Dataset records
====================
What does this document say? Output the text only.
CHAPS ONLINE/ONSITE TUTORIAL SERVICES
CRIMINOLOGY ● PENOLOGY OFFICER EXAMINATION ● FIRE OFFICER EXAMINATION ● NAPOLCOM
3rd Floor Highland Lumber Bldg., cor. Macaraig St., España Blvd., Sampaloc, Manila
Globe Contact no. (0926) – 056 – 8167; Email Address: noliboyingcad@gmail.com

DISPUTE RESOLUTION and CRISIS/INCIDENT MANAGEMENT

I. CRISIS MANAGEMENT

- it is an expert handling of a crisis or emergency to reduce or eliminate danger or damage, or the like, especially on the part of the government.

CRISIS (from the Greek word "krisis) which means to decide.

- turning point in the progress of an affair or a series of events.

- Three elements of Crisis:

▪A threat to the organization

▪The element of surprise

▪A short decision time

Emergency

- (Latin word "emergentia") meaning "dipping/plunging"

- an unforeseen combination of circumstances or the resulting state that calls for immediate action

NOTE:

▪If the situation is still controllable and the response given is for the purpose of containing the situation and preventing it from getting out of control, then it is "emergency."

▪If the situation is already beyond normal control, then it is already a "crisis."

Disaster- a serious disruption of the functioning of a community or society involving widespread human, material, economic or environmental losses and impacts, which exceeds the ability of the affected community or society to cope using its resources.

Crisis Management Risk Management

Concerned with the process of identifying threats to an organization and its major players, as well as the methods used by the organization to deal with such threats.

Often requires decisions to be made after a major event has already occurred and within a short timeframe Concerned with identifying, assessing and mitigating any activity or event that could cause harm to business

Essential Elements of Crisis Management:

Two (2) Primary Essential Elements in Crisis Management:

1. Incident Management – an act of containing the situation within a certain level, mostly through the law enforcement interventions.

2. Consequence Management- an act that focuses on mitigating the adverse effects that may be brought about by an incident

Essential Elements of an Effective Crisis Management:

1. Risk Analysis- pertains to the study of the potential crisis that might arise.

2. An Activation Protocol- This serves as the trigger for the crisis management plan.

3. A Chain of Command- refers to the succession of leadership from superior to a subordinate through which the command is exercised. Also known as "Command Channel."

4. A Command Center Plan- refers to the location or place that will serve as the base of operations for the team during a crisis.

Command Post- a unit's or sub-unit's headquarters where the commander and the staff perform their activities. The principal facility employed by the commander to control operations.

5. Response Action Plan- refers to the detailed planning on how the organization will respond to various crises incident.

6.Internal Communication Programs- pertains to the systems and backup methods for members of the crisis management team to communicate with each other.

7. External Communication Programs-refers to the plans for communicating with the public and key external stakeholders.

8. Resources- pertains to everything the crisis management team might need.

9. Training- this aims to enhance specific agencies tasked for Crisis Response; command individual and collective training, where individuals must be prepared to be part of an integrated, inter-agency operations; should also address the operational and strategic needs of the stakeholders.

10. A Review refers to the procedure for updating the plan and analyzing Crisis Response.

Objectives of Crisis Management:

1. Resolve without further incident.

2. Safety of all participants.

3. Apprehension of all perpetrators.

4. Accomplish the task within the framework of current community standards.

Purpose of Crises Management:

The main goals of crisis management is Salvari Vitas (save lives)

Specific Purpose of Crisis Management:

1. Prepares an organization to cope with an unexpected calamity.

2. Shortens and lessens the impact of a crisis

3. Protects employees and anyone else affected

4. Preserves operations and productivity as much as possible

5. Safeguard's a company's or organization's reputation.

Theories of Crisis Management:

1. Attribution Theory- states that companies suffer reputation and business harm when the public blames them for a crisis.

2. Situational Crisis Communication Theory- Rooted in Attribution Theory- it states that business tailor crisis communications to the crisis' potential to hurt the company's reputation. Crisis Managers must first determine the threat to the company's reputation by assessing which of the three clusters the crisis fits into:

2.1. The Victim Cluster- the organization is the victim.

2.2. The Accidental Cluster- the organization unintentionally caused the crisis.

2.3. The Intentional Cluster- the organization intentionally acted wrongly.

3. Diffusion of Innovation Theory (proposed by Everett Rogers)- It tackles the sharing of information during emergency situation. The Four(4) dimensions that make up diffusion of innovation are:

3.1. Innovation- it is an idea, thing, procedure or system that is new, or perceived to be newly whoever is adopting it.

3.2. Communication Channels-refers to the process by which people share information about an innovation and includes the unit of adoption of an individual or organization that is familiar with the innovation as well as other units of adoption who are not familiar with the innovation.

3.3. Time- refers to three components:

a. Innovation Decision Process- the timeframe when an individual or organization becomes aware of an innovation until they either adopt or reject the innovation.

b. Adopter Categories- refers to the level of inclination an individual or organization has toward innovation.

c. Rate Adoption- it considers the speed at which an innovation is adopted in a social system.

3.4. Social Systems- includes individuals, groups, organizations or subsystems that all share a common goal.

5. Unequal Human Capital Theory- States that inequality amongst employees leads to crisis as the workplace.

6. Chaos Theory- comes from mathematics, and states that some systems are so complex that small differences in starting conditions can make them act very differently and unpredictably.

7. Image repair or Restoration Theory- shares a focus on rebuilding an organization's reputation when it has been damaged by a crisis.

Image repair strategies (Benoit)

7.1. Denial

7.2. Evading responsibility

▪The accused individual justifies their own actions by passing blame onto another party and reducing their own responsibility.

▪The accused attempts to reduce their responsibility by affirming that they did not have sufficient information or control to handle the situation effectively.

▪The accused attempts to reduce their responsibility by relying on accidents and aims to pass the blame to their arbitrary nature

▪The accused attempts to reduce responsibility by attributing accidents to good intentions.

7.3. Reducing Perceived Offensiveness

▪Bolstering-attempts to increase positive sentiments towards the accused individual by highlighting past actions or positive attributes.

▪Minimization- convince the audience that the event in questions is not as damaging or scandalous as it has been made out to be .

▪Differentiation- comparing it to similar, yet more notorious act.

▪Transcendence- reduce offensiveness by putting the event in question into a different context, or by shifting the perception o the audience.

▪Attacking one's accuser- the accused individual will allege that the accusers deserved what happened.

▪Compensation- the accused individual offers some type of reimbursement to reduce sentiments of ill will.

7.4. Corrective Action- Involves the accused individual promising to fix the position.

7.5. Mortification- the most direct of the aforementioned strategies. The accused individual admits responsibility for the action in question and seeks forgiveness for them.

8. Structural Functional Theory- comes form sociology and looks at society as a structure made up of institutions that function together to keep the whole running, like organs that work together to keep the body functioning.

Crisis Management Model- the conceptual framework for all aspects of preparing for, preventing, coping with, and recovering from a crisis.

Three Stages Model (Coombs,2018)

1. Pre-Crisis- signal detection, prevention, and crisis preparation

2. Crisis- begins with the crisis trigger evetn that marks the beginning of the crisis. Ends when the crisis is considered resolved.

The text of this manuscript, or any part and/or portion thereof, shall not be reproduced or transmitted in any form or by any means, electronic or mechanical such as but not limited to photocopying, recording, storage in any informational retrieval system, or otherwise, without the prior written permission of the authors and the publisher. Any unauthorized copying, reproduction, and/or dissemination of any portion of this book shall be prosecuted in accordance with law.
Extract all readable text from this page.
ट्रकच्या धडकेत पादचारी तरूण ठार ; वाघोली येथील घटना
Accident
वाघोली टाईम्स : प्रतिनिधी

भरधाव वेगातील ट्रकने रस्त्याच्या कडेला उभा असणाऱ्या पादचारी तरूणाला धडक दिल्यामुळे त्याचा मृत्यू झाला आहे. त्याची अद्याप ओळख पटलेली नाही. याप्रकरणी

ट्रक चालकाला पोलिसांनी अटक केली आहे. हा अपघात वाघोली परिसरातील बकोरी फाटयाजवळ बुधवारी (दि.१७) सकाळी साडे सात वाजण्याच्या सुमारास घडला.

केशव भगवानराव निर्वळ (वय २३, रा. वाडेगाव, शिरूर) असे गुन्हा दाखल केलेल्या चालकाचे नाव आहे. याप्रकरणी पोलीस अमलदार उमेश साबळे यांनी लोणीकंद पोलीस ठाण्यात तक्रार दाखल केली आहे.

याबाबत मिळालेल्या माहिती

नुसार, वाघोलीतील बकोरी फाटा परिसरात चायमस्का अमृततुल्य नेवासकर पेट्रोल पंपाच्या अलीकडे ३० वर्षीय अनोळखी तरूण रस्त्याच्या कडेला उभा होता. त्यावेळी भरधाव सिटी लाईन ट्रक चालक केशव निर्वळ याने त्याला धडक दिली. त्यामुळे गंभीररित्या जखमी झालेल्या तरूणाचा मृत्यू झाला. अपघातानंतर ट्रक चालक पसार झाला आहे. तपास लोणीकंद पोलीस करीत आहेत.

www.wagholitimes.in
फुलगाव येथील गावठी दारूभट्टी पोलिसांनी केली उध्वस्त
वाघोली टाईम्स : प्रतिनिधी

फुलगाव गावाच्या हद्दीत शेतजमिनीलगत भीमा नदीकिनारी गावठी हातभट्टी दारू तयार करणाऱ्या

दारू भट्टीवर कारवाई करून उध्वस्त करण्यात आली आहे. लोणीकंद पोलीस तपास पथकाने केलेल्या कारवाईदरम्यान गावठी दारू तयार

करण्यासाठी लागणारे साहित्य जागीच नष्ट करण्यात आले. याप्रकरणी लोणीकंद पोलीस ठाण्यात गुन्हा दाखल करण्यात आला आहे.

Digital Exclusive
====================
GIVEN EXERCISE.
State how many lines include the string "trigger", and nothing more.

ANSWER FOR THE TASK.
2